- Challenge: Any picture among the records should be left out, please; retype the rest exactly.

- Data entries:

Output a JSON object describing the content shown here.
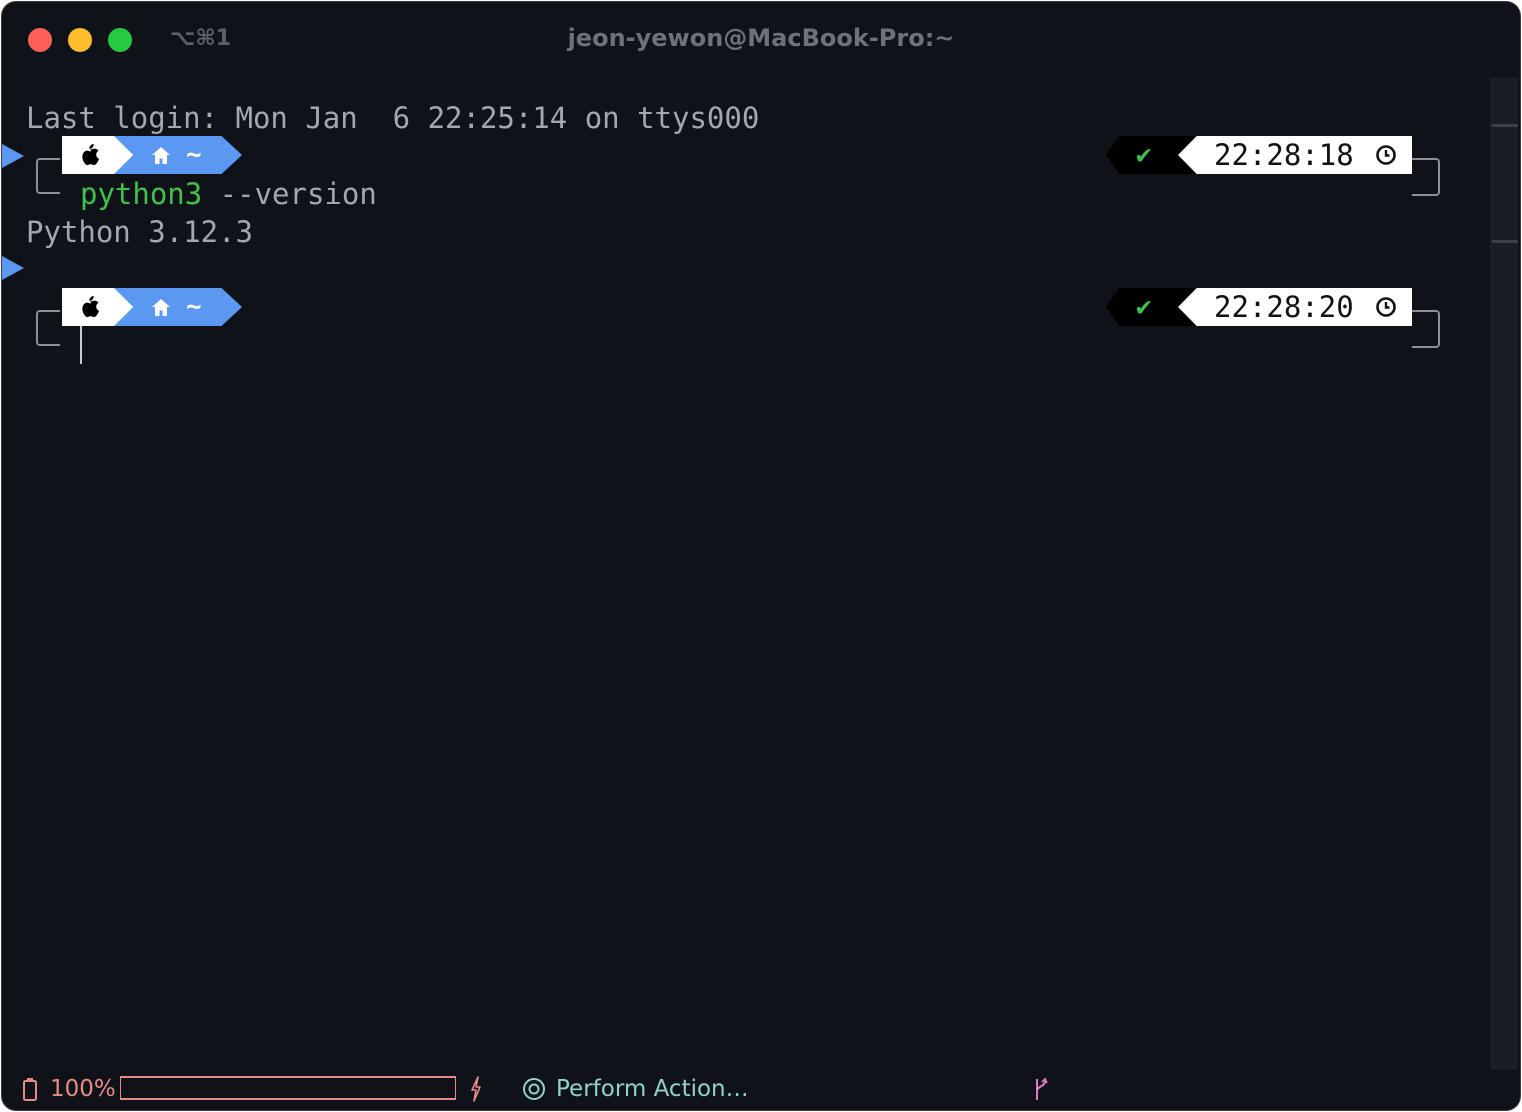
{
  "window": {
    "title": "jeon-yewon@MacBook-Pro:~",
    "shortcut": "⌥⌘1"
  },
  "terminal": {
    "last_login": "Last login: Mon Jan  6 22:25:14 on ttys000",
    "prompts": [
      {
        "dir_symbol": "~",
        "command_name": "python3",
        "command_args": " --version",
        "output": "Python 3.12.3",
        "status_symbol": "✔",
        "time": "22:28:18"
      },
      {
        "dir_symbol": "~",
        "command_name": "",
        "command_args": "",
        "output": "",
        "status_symbol": "✔",
        "time": "22:28:20"
      }
    ]
  },
  "statusbar": {
    "battery_percent_label": "100%",
    "battery_level": 1.0,
    "action_label": "Perform Action…"
  },
  "colors": {
    "background": "#0f1218",
    "prompt_blue": "#5b98f2",
    "command_green": "#3ec24a",
    "battery_red": "#e88b84",
    "action_teal": "#8fd3c9"
  },
  "icons": [
    "apple-icon",
    "home-icon",
    "check-icon",
    "clock-icon",
    "battery-icon",
    "bolt-icon",
    "target-icon",
    "branch-icon"
  ]
}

- Written solution:
Output a JSON object describing the content shown here.
{
  "window": {
    "title": "jeon-yewon@MacBook-Pro:~",
    "shortcut": "⌥⌘1"
  },
  "terminal": {
    "last_login": "Last login: Mon Jan  6 22:25:14 on ttys000",
    "prompts": [
      {
        "dir_symbol": "~",
        "command_name": "python3",
        "command_args": " --version",
        "output": "Python 3.12.3",
        "status_symbol": "✔",
        "time": "22:28:18"
      },
      {
        "dir_symbol": "~",
        "command_name": "",
        "command_args": "",
        "output": "",
        "status_symbol": "✔",
        "time": "22:28:20"
      }
    ]
  },
  "statusbar": {
    "battery_percent_label": "100%",
    "battery_level": 1.0,
    "action_label": "Perform Action…"
  },
  "colors": {
    "background": "#0f1218",
    "prompt_blue": "#5b98f2",
    "command_green": "#3ec24a",
    "battery_red": "#e88b84",
    "action_teal": "#8fd3c9"
  },
  "icons": [
    "apple-icon",
    "home-icon",
    "check-icon",
    "clock-icon",
    "battery-icon",
    "bolt-icon",
    "target-icon",
    "branch-icon"
  ]
}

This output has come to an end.